### Task brief
Look through the data below. Show each line where the string "дверцами" occurs.
• • •
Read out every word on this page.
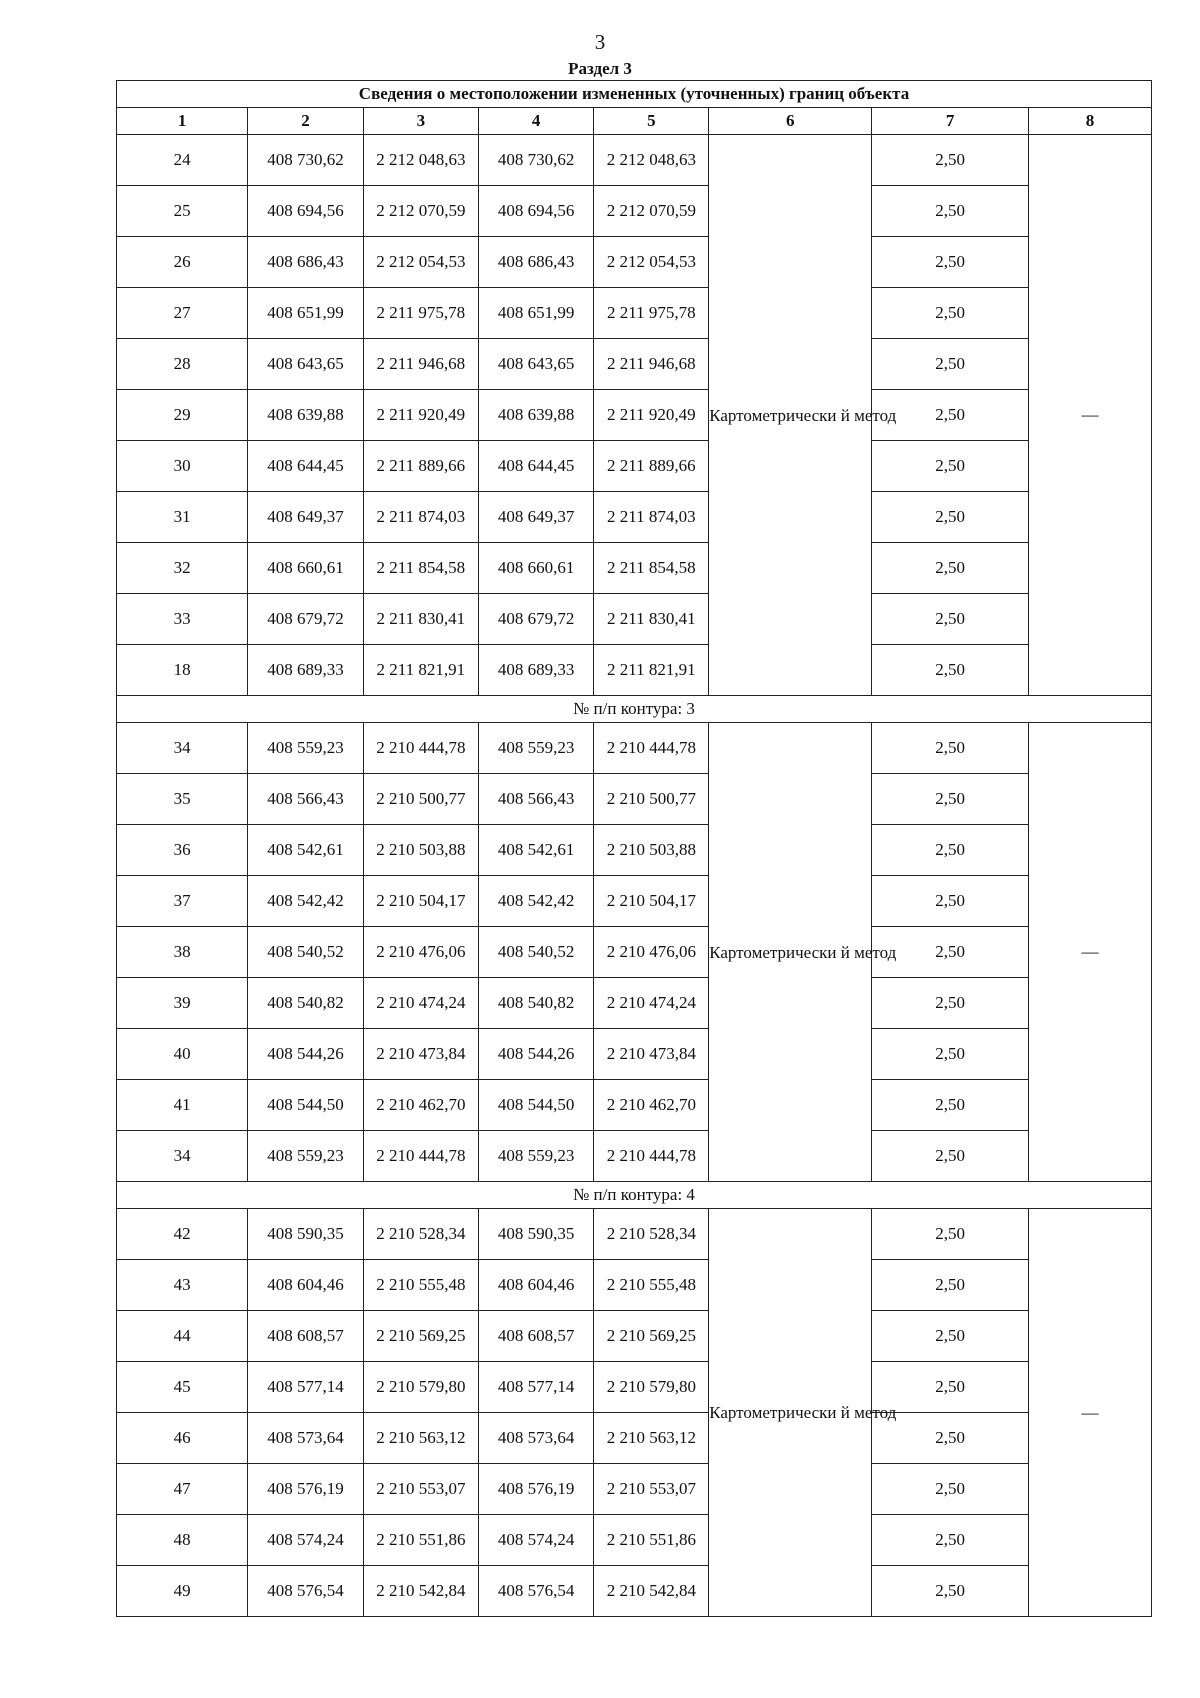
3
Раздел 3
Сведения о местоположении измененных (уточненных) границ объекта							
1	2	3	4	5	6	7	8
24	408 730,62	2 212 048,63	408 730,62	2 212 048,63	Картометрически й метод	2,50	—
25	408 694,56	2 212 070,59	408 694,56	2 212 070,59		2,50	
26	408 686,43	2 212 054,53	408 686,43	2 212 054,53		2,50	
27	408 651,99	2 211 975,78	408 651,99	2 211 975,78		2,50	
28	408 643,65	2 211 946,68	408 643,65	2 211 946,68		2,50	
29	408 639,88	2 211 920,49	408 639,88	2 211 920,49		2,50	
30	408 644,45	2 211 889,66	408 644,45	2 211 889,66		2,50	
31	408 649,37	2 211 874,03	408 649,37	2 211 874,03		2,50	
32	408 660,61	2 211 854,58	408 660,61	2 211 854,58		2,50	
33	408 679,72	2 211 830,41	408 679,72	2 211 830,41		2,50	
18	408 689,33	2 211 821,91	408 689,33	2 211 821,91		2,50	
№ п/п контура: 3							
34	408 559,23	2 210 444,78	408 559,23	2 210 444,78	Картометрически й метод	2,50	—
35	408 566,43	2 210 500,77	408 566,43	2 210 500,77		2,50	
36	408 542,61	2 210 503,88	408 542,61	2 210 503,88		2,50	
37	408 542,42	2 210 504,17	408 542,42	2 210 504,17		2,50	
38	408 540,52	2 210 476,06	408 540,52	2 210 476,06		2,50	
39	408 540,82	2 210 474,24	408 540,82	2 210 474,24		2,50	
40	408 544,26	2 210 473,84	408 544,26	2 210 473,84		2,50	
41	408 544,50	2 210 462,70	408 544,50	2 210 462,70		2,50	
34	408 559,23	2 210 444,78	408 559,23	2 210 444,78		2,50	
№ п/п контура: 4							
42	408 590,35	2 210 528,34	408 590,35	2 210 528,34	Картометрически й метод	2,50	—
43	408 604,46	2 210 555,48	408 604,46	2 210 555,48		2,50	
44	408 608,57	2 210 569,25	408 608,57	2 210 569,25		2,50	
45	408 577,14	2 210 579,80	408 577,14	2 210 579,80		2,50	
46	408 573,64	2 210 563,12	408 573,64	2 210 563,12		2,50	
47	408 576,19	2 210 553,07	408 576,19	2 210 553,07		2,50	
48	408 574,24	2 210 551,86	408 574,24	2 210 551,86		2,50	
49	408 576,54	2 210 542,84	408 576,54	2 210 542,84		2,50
• • •
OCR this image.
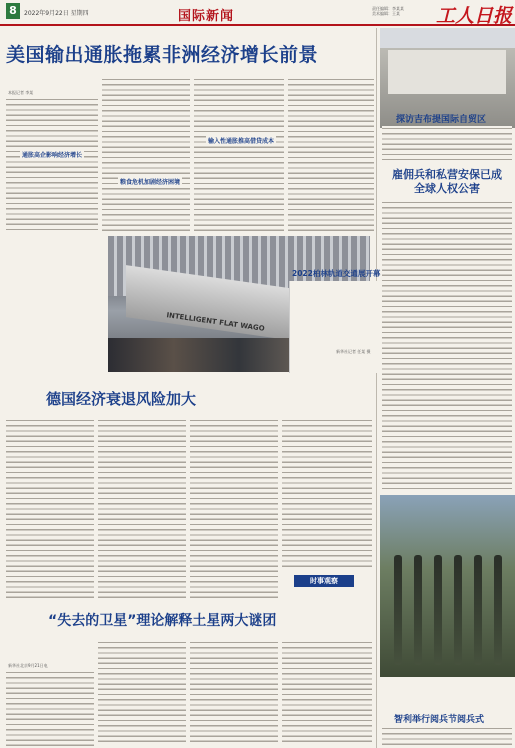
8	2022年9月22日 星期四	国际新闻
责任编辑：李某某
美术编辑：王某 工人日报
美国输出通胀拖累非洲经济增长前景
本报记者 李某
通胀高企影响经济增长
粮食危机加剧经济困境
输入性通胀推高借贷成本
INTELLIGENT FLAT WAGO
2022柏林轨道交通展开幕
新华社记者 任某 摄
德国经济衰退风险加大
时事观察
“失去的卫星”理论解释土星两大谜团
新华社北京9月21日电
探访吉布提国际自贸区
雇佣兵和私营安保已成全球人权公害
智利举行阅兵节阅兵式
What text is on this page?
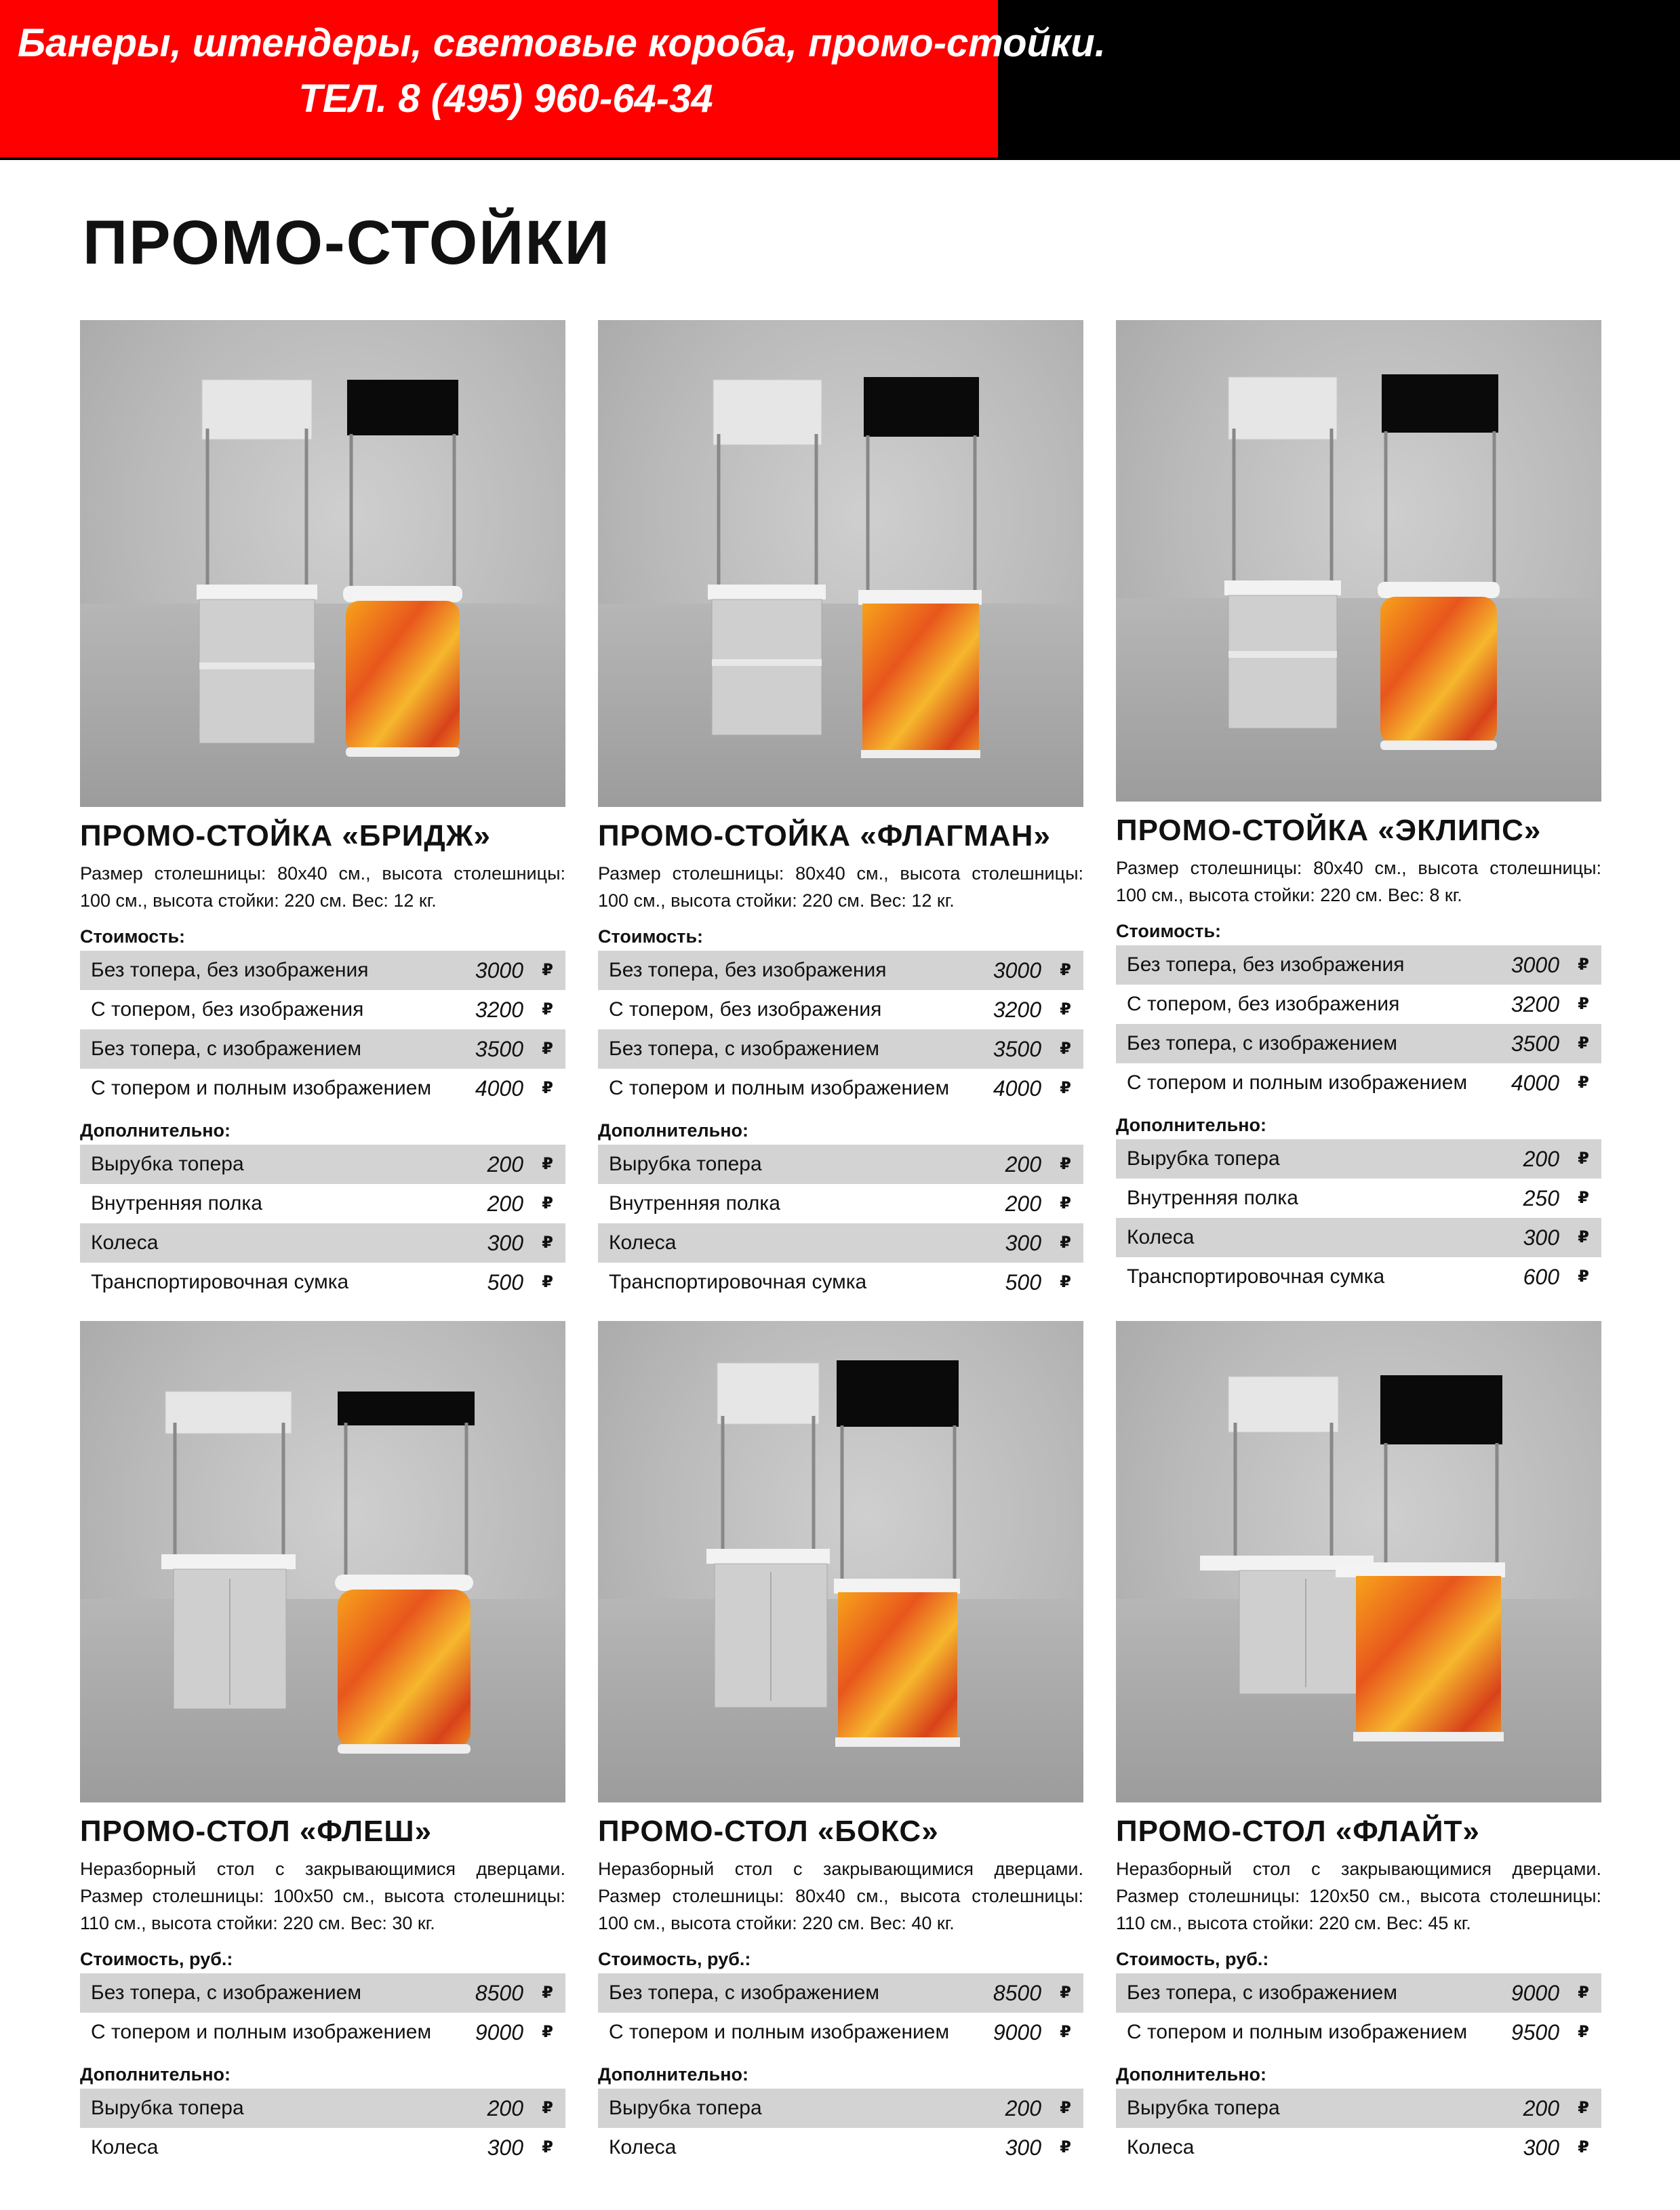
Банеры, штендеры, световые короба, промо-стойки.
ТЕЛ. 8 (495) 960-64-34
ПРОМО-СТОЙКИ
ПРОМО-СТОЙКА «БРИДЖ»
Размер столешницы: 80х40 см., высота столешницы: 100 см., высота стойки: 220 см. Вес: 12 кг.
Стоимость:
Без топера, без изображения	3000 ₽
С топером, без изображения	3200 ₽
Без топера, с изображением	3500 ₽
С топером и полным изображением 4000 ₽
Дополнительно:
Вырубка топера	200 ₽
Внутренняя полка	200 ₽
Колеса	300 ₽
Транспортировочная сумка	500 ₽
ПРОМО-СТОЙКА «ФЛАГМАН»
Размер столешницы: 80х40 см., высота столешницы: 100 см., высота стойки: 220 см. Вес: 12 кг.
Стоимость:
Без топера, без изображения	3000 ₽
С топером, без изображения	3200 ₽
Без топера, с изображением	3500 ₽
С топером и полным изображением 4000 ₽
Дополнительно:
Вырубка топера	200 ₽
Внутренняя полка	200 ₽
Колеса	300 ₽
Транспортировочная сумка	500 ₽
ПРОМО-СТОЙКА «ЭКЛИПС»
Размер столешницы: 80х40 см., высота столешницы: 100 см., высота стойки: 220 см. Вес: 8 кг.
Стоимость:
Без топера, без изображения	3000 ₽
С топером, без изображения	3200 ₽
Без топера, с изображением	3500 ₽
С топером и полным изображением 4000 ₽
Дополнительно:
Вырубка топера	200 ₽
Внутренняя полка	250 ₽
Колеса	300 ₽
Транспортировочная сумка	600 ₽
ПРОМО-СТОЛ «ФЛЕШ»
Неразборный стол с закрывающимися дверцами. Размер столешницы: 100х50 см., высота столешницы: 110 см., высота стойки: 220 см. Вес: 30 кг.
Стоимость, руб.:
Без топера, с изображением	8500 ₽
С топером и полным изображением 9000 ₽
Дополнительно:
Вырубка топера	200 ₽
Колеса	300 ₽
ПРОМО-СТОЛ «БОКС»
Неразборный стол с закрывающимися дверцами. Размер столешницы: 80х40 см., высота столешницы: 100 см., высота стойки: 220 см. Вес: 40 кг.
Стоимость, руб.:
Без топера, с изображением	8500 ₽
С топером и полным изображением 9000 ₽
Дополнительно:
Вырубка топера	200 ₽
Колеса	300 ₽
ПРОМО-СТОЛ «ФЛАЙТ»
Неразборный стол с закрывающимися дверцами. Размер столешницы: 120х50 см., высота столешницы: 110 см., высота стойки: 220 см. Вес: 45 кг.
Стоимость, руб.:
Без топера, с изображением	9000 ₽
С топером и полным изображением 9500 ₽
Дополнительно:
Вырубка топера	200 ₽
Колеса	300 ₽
• • •
### Response to the exercise
Неразборный стол с закрывающимися дверцами. Размер столешницы: 100х50 см., высота столешницы: 110 см., высота стойки: 220 см. Вес: 30 кг.
Неразборный стол с закрывающимися дверцами. Размер столешницы: 80х40 см., высота столешницы: 100 см., высота стойки: 220 см. Вес: 40 кг.
Неразборный стол с закрывающимися дверцами. Размер столешницы: 120х50 см., высота столешницы: 110 см., высота стойки: 220 см. Вес: 45 кг.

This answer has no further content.